**YOUR GOAL:** Exclude any images and output the remaining records exactly.

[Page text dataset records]
________________
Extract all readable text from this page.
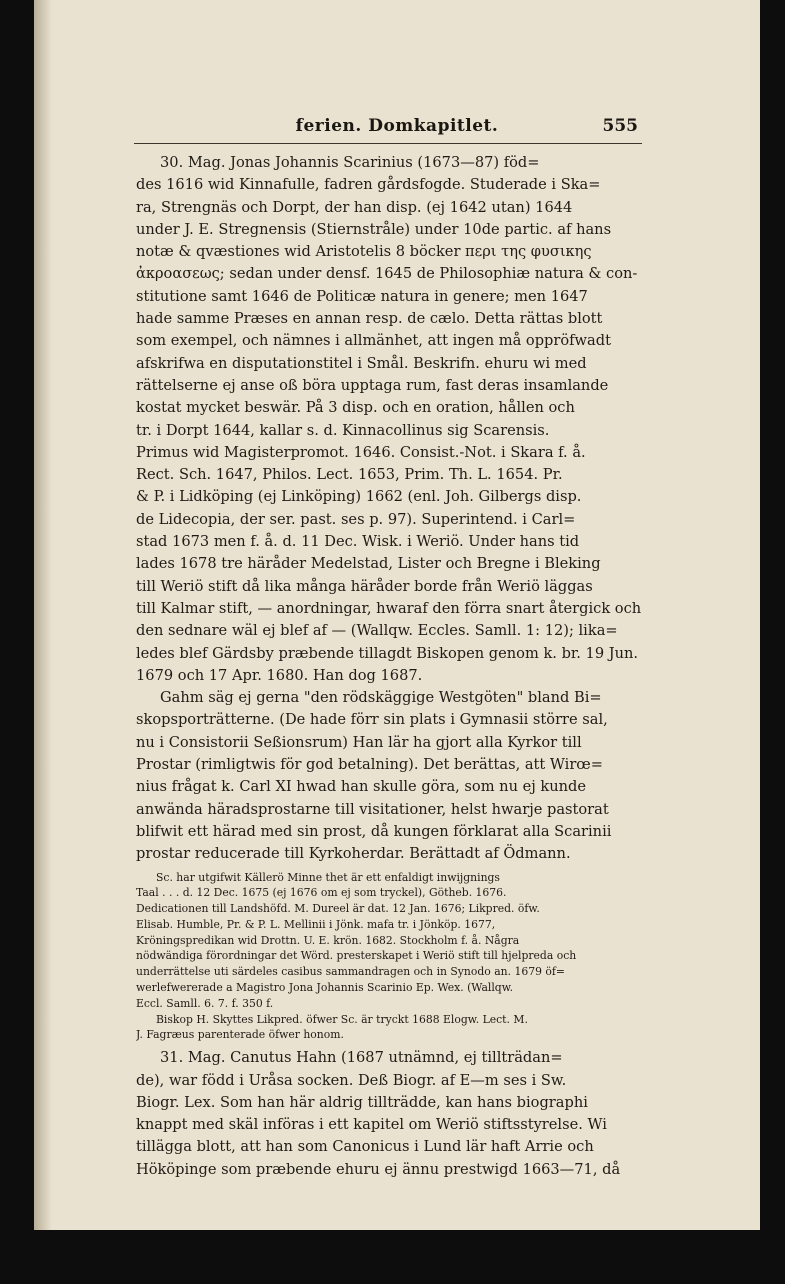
ferien. Domkapitlet.	555
30. Mag. Jonas Johannis Scarinius (1673—87) föd=
des 1616 wid Kinnafulle, fadren gårdsfogde. Studerade i Ska=
ra, Strengnäs och Dorpt, der han disp. (ej 1642 utan) 1644
under J. E. Stregnensis (Stiernstråle) under 10de partic. af hans
notæ & qvæstiones wid Aristotelis 8 böcker περι της φυσικης
ἀκροασεως; sedan under densf. 1645 de Philosophiæ natura & con-
stitutione samt 1646 de Politicæ natura in genere; men 1647
hade samme Præses en annan resp. de cælo. Detta rättas blott
som exempel, och nämnes i allmänhet, att ingen må oppröfwadt
afskrifwa en disputationstitel i Smål. Beskrifn. ehuru wi med
rättelserne ej anse oß böra upptaga rum, fast deras insamlande
kostat mycket beswär. På 3 disp. och en oration, hållen och
tr. i Dorpt 1644, kallar s. d. Kinnacollinus sig Scarensis.
Primus wid Magisterpromot. 1646. Consist.-Not. i Skara f. å.
Rect. Sch. 1647, Philos. Lect. 1653, Prim. Th. L. 1654. Pr.
& P. i Lidköping (ej Linköping) 1662 (enl. Joh. Gilbergs disp.
de Lidecopia, der ser. past. ses p. 97). Superintend. i Carl=
stad 1673 men f. å. d. 11 Dec. Wisk. i Weriö. Under hans tid
lades 1678 tre häråder Medelstad, Lister och Bregne i Bleking
till Weriö stift då lika många häråder borde från Weriö läggas
till Kalmar stift, — anordningar, hwaraf den förra snart återgick och
den sednare wäl ej blef af — (Wallqw. Eccles. Samll. 1: 12); lika=
ledes blef Gärdsby præbende tillagdt Biskopen genom k. br. 19 Jun.
1679 och 17 Apr. 1680. Han dog 1687.
Gahm säg ej gerna "den rödskäggige Westgöten" bland Bi=
skopsporträtterne. (De hade förr sin plats i Gymnasii större sal,
nu i Consistorii Seßionsrum) Han lär ha gjort alla Kyrkor till
Prostar (rimligtwis för god betalning). Det berättas, att Wirœ=
nius frågat k. Carl XI hwad han skulle göra, som nu ej kunde
anwända häradsprostarne till visitationer, helst hwarje pastorat
blifwit ett härad med sin prost, då kungen förklarat alla Scarinii
prostar reducerade till Kyrkoherdar. Berättadt af Ödmann.
Sc. har utgifwit Källerö Minne thet är ett enfaldigt inwijgnings
Taal . . . d. 12 Dec. 1675 (ej 1676 om ej som tryckel), Götheb. 1676.
Dedicationen till Landshöfd. M. Dureel är dat. 12 Jan. 1676; Likpred. öfw.
Elisab. Humble, Pr. & P. L. Mellinii i Jönk. mafa tr. i Jönköp. 1677,
Kröningspredikan wid Drottn. U. E. krön. 1682. Stockholm f. å. Några
nödwändiga förordningar det Wörd. presterskapet i Weriö stift till hjelpreda och
underrättelse uti särdeles casibus sammandragen och in Synodo an. 1679 öf=
werlefwererade a Magistro Jona Johannis Scarinio Ep. Wex. (Wallqw.
Eccl. Samll. 6. 7. f. 350 f.
Biskop H. Skyttes Likpred. öfwer Sc. är tryckt 1688 Elogw. Lect. M.
J. Fagræus parenterade öfwer honom.
31. Mag. Canutus Hahn (1687 utnämnd, ej tillträdan=
de), war född i Uråsa socken. Deß Biogr. af E—m ses i Sw.
Biogr. Lex. Som han här aldrig tillträdde, kan hans biographi
knappt med skäl införas i ett kapitel om Weriö stiftsstyrelse. Wi
tillägga blott, att han som Canonicus i Lund lär haft Arrie och
Hököpinge som præbende ehuru ej ännu prestwigd 1663—71, då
________________
**RESPONSE BOX:**
Extract all readable text from this page.
ferien. Domkapitlet.	555
30. Mag. Jonas Johannis Scarinius (1673—87) föd=
des 1616 wid Kinnafulle, fadren gårdsfogde. Studerade i Ska=
ra, Strengnäs och Dorpt, der han disp. (ej 1642 utan) 1644
under J. E. Stregnensis (Stiernstråle) under 10de partic. af hans
notæ & qvæstiones wid Aristotelis 8 böcker περι της φυσικης
ἀκροασεως; sedan under densf. 1645 de Philosophiæ natura & con-
stitutione samt 1646 de Politicæ natura in genere; men 1647
hade samme Præses en annan resp. de cælo. Detta rättas blott
som exempel, och nämnes i allmänhet, att ingen må oppröfwadt
afskrifwa en disputationstitel i Smål. Beskrifn. ehuru wi med
rättelserne ej anse oß böra upptaga rum, fast deras insamlande
kostat mycket beswär. På 3 disp. och en oration, hållen och
tr. i Dorpt 1644, kallar s. d. Kinnacollinus sig Scarensis.
Primus wid Magisterpromot. 1646. Consist.-Not. i Skara f. å.
Rect. Sch. 1647, Philos. Lect. 1653, Prim. Th. L. 1654. Pr.
& P. i Lidköping (ej Linköping) 1662 (enl. Joh. Gilbergs disp.
de Lidecopia, der ser. past. ses p. 97). Superintend. i Carl=
stad 1673 men f. å. d. 11 Dec. Wisk. i Weriö. Under hans tid
lades 1678 tre häråder Medelstad, Lister och Bregne i Bleking
till Weriö stift då lika många häråder borde från Weriö läggas
till Kalmar stift, — anordningar, hwaraf den förra snart återgick och
den sednare wäl ej blef af — (Wallqw. Eccles. Samll. 1: 12); lika=
ledes blef Gärdsby præbende tillagdt Biskopen genom k. br. 19 Jun.
1679 och 17 Apr. 1680. Han dog 1687.
Gahm säg ej gerna "den rödskäggige Westgöten" bland Bi=
skopsporträtterne. (De hade förr sin plats i Gymnasii större sal,
nu i Consistorii Seßionsrum) Han lär ha gjort alla Kyrkor till
Prostar (rimligtwis för god betalning). Det berättas, att Wirœ=
nius frågat k. Carl XI hwad han skulle göra, som nu ej kunde
anwända häradsprostarne till visitationer, helst hwarje pastorat
blifwit ett härad med sin prost, då kungen förklarat alla Scarinii
prostar reducerade till Kyrkoherdar. Berättadt af Ödmann.
Sc. har utgifwit Källerö Minne thet är ett enfaldigt inwijgnings
Taal . . . d. 12 Dec. 1675 (ej 1676 om ej som tryckel), Götheb. 1676.
Dedicationen till Landshöfd. M. Dureel är dat. 12 Jan. 1676; Likpred. öfw.
Elisab. Humble, Pr. & P. L. Mellinii i Jönk. mafa tr. i Jönköp. 1677,
Kröningspredikan wid Drottn. U. E. krön. 1682. Stockholm f. å. Några
nödwändiga förordningar det Wörd. presterskapet i Weriö stift till hjelpreda och
underrättelse uti särdeles casibus sammandragen och in Synodo an. 1679 öf=
werlefwererade a Magistro Jona Johannis Scarinio Ep. Wex. (Wallqw.
Eccl. Samll. 6. 7. f. 350 f.
Biskop H. Skyttes Likpred. öfwer Sc. är tryckt 1688 Elogw. Lect. M.
J. Fagræus parenterade öfwer honom.
31. Mag. Canutus Hahn (1687 utnämnd, ej tillträdan=
de), war född i Uråsa socken. Deß Biogr. af E—m ses i Sw.
Biogr. Lex. Som han här aldrig tillträdde, kan hans biographi
knappt med skäl införas i ett kapitel om Weriö stiftsstyrelse. Wi
tillägga blott, att han som Canonicus i Lund lär haft Arrie och
Hököpinge som præbende ehuru ej ännu prestwigd 1663—71, då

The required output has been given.